— BEGIN Input data —

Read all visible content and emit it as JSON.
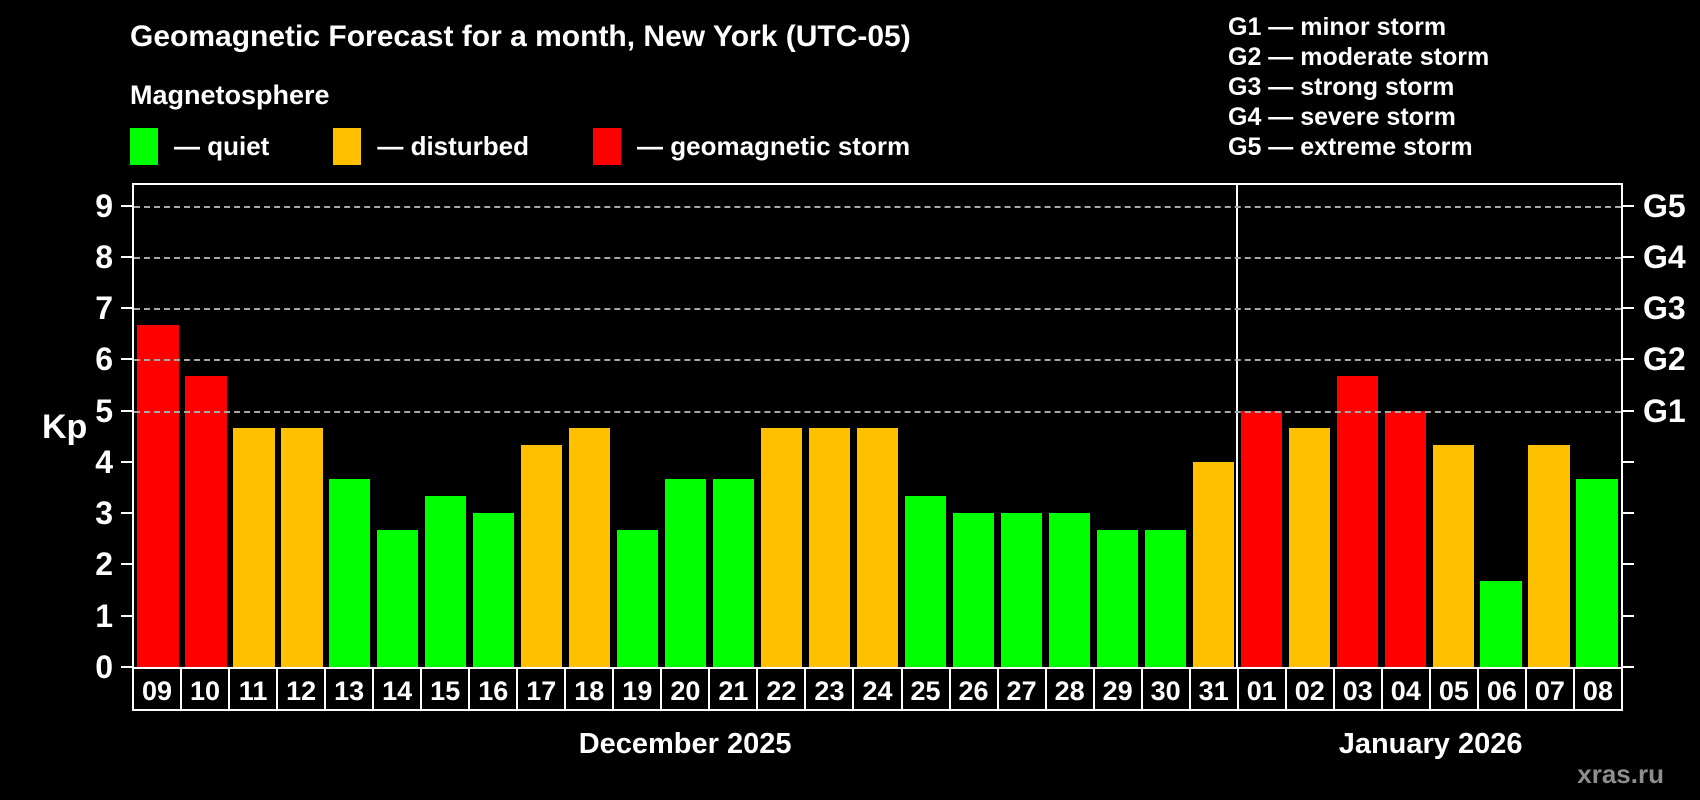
{
  "header": {
    "title": "Geomagnetic Forecast for a month, New York (UTC-05)",
    "subtitle": "Magnetosphere"
  },
  "legend": {
    "items": [
      {
        "key": "quiet",
        "swatch": "#00ff00",
        "label": "— quiet"
      },
      {
        "key": "disturbed",
        "swatch": "#ffc000",
        "label": "— disturbed"
      },
      {
        "key": "storm",
        "swatch": "#ff0000",
        "label": "— geomagnetic storm"
      }
    ]
  },
  "g_scale_legend": {
    "items": [
      "G1 — minor storm",
      "G2 — moderate storm",
      "G3 — strong storm",
      "G4 — severe storm",
      "G5 — extreme storm"
    ]
  },
  "axes": {
    "y_label": "Kp",
    "y_max": 9.4,
    "y_ticks": [
      0,
      1,
      2,
      3,
      4,
      5,
      6,
      7,
      8,
      9
    ],
    "gridline_values": [
      5,
      6,
      7,
      8,
      9
    ],
    "right_labels": [
      {
        "value": 5,
        "label": "G1"
      },
      {
        "value": 6,
        "label": "G2"
      },
      {
        "value": 7,
        "label": "G3"
      },
      {
        "value": 8,
        "label": "G4"
      },
      {
        "value": 9,
        "label": "G5"
      }
    ]
  },
  "chart_data": {
    "type": "bar",
    "title": "Geomagnetic Forecast for a month, New York (UTC-05)",
    "ylabel": "Kp",
    "ylim": [
      0,
      9.4
    ],
    "grid": "dashed horizontal at Kp 5-9",
    "legend_position": "top",
    "status_colors": {
      "quiet": "#00ff00",
      "disturbed": "#ffc000",
      "storm": "#ff0000"
    },
    "months": [
      {
        "label": "December 2025",
        "days": 23
      },
      {
        "label": "January 2026",
        "days": 8
      }
    ],
    "categories": [
      "09",
      "10",
      "11",
      "12",
      "13",
      "14",
      "15",
      "16",
      "17",
      "18",
      "19",
      "20",
      "21",
      "22",
      "23",
      "24",
      "25",
      "26",
      "27",
      "28",
      "29",
      "30",
      "31",
      "01",
      "02",
      "03",
      "04",
      "05",
      "06",
      "07",
      "08"
    ],
    "bars": [
      {
        "day": "09",
        "month": "December 2025",
        "kp": 6.67,
        "status": "storm"
      },
      {
        "day": "10",
        "month": "December 2025",
        "kp": 5.67,
        "status": "storm"
      },
      {
        "day": "11",
        "month": "December 2025",
        "kp": 4.67,
        "status": "disturbed"
      },
      {
        "day": "12",
        "month": "December 2025",
        "kp": 4.67,
        "status": "disturbed"
      },
      {
        "day": "13",
        "month": "December 2025",
        "kp": 3.67,
        "status": "quiet"
      },
      {
        "day": "14",
        "month": "December 2025",
        "kp": 2.67,
        "status": "quiet"
      },
      {
        "day": "15",
        "month": "December 2025",
        "kp": 3.33,
        "status": "quiet"
      },
      {
        "day": "16",
        "month": "December 2025",
        "kp": 3.0,
        "status": "quiet"
      },
      {
        "day": "17",
        "month": "December 2025",
        "kp": 4.33,
        "status": "disturbed"
      },
      {
        "day": "18",
        "month": "December 2025",
        "kp": 4.67,
        "status": "disturbed"
      },
      {
        "day": "19",
        "month": "December 2025",
        "kp": 2.67,
        "status": "quiet"
      },
      {
        "day": "20",
        "month": "December 2025",
        "kp": 3.67,
        "status": "quiet"
      },
      {
        "day": "21",
        "month": "December 2025",
        "kp": 3.67,
        "status": "quiet"
      },
      {
        "day": "22",
        "month": "December 2025",
        "kp": 4.67,
        "status": "disturbed"
      },
      {
        "day": "23",
        "month": "December 2025",
        "kp": 4.67,
        "status": "disturbed"
      },
      {
        "day": "24",
        "month": "December 2025",
        "kp": 4.67,
        "status": "disturbed"
      },
      {
        "day": "25",
        "month": "December 2025",
        "kp": 3.33,
        "status": "quiet"
      },
      {
        "day": "26",
        "month": "December 2025",
        "kp": 3.0,
        "status": "quiet"
      },
      {
        "day": "27",
        "month": "December 2025",
        "kp": 3.0,
        "status": "quiet"
      },
      {
        "day": "28",
        "month": "December 2025",
        "kp": 3.0,
        "status": "quiet"
      },
      {
        "day": "29",
        "month": "December 2025",
        "kp": 2.67,
        "status": "quiet"
      },
      {
        "day": "30",
        "month": "December 2025",
        "kp": 2.67,
        "status": "quiet"
      },
      {
        "day": "31",
        "month": "December 2025",
        "kp": 4.0,
        "status": "disturbed"
      },
      {
        "day": "01",
        "month": "January 2026",
        "kp": 5.0,
        "status": "storm"
      },
      {
        "day": "02",
        "month": "January 2026",
        "kp": 4.67,
        "status": "disturbed"
      },
      {
        "day": "03",
        "month": "January 2026",
        "kp": 5.67,
        "status": "storm"
      },
      {
        "day": "04",
        "month": "January 2026",
        "kp": 5.0,
        "status": "storm"
      },
      {
        "day": "05",
        "month": "January 2026",
        "kp": 4.33,
        "status": "disturbed"
      },
      {
        "day": "06",
        "month": "January 2026",
        "kp": 1.67,
        "status": "quiet"
      },
      {
        "day": "07",
        "month": "January 2026",
        "kp": 4.33,
        "status": "disturbed"
      },
      {
        "day": "08",
        "month": "January 2026",
        "kp": 3.67,
        "status": "quiet"
      }
    ]
  },
  "colors": {
    "background": "#000000",
    "axis": "#ffffff",
    "grid": "#a8a8a8",
    "text": "#ffffff",
    "watermark": "#8e8e8e"
  },
  "watermark": "xras.ru"
}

— END Input data —

* _Exercise prompt_:
Reproduce each record above by retyping it exactly; omit all images.

* _Output below_:
Read all visible content and emit it as JSON.
{
  "header": {
    "title": "Geomagnetic Forecast for a month, New York (UTC-05)",
    "subtitle": "Magnetosphere"
  },
  "legend": {
    "items": [
      {
        "key": "quiet",
        "swatch": "#00ff00",
        "label": "— quiet"
      },
      {
        "key": "disturbed",
        "swatch": "#ffc000",
        "label": "— disturbed"
      },
      {
        "key": "storm",
        "swatch": "#ff0000",
        "label": "— geomagnetic storm"
      }
    ]
  },
  "g_scale_legend": {
    "items": [
      "G1 — minor storm",
      "G2 — moderate storm",
      "G3 — strong storm",
      "G4 — severe storm",
      "G5 — extreme storm"
    ]
  },
  "axes": {
    "y_label": "Kp",
    "y_max": 9.4,
    "y_ticks": [
      0,
      1,
      2,
      3,
      4,
      5,
      6,
      7,
      8,
      9
    ],
    "gridline_values": [
      5,
      6,
      7,
      8,
      9
    ],
    "right_labels": [
      {
        "value": 5,
        "label": "G1"
      },
      {
        "value": 6,
        "label": "G2"
      },
      {
        "value": 7,
        "label": "G3"
      },
      {
        "value": 8,
        "label": "G4"
      },
      {
        "value": 9,
        "label": "G5"
      }
    ]
  },
  "chart_data": {
    "type": "bar",
    "title": "Geomagnetic Forecast for a month, New York (UTC-05)",
    "ylabel": "Kp",
    "ylim": [
      0,
      9.4
    ],
    "grid": "dashed horizontal at Kp 5-9",
    "legend_position": "top",
    "status_colors": {
      "quiet": "#00ff00",
      "disturbed": "#ffc000",
      "storm": "#ff0000"
    },
    "months": [
      {
        "label": "December 2025",
        "days": 23
      },
      {
        "label": "January 2026",
        "days": 8
      }
    ],
    "categories": [
      "09",
      "10",
      "11",
      "12",
      "13",
      "14",
      "15",
      "16",
      "17",
      "18",
      "19",
      "20",
      "21",
      "22",
      "23",
      "24",
      "25",
      "26",
      "27",
      "28",
      "29",
      "30",
      "31",
      "01",
      "02",
      "03",
      "04",
      "05",
      "06",
      "07",
      "08"
    ],
    "bars": [
      {
        "day": "09",
        "month": "December 2025",
        "kp": 6.67,
        "status": "storm"
      },
      {
        "day": "10",
        "month": "December 2025",
        "kp": 5.67,
        "status": "storm"
      },
      {
        "day": "11",
        "month": "December 2025",
        "kp": 4.67,
        "status": "disturbed"
      },
      {
        "day": "12",
        "month": "December 2025",
        "kp": 4.67,
        "status": "disturbed"
      },
      {
        "day": "13",
        "month": "December 2025",
        "kp": 3.67,
        "status": "quiet"
      },
      {
        "day": "14",
        "month": "December 2025",
        "kp": 2.67,
        "status": "quiet"
      },
      {
        "day": "15",
        "month": "December 2025",
        "kp": 3.33,
        "status": "quiet"
      },
      {
        "day": "16",
        "month": "December 2025",
        "kp": 3.0,
        "status": "quiet"
      },
      {
        "day": "17",
        "month": "December 2025",
        "kp": 4.33,
        "status": "disturbed"
      },
      {
        "day": "18",
        "month": "December 2025",
        "kp": 4.67,
        "status": "disturbed"
      },
      {
        "day": "19",
        "month": "December 2025",
        "kp": 2.67,
        "status": "quiet"
      },
      {
        "day": "20",
        "month": "December 2025",
        "kp": 3.67,
        "status": "quiet"
      },
      {
        "day": "21",
        "month": "December 2025",
        "kp": 3.67,
        "status": "quiet"
      },
      {
        "day": "22",
        "month": "December 2025",
        "kp": 4.67,
        "status": "disturbed"
      },
      {
        "day": "23",
        "month": "December 2025",
        "kp": 4.67,
        "status": "disturbed"
      },
      {
        "day": "24",
        "month": "December 2025",
        "kp": 4.67,
        "status": "disturbed"
      },
      {
        "day": "25",
        "month": "December 2025",
        "kp": 3.33,
        "status": "quiet"
      },
      {
        "day": "26",
        "month": "December 2025",
        "kp": 3.0,
        "status": "quiet"
      },
      {
        "day": "27",
        "month": "December 2025",
        "kp": 3.0,
        "status": "quiet"
      },
      {
        "day": "28",
        "month": "December 2025",
        "kp": 3.0,
        "status": "quiet"
      },
      {
        "day": "29",
        "month": "December 2025",
        "kp": 2.67,
        "status": "quiet"
      },
      {
        "day": "30",
        "month": "December 2025",
        "kp": 2.67,
        "status": "quiet"
      },
      {
        "day": "31",
        "month": "December 2025",
        "kp": 4.0,
        "status": "disturbed"
      },
      {
        "day": "01",
        "month": "January 2026",
        "kp": 5.0,
        "status": "storm"
      },
      {
        "day": "02",
        "month": "January 2026",
        "kp": 4.67,
        "status": "disturbed"
      },
      {
        "day": "03",
        "month": "January 2026",
        "kp": 5.67,
        "status": "storm"
      },
      {
        "day": "04",
        "month": "January 2026",
        "kp": 5.0,
        "status": "storm"
      },
      {
        "day": "05",
        "month": "January 2026",
        "kp": 4.33,
        "status": "disturbed"
      },
      {
        "day": "06",
        "month": "January 2026",
        "kp": 1.67,
        "status": "quiet"
      },
      {
        "day": "07",
        "month": "January 2026",
        "kp": 4.33,
        "status": "disturbed"
      },
      {
        "day": "08",
        "month": "January 2026",
        "kp": 3.67,
        "status": "quiet"
      }
    ]
  },
  "colors": {
    "background": "#000000",
    "axis": "#ffffff",
    "grid": "#a8a8a8",
    "text": "#ffffff",
    "watermark": "#8e8e8e"
  },
  "watermark": "xras.ru"
}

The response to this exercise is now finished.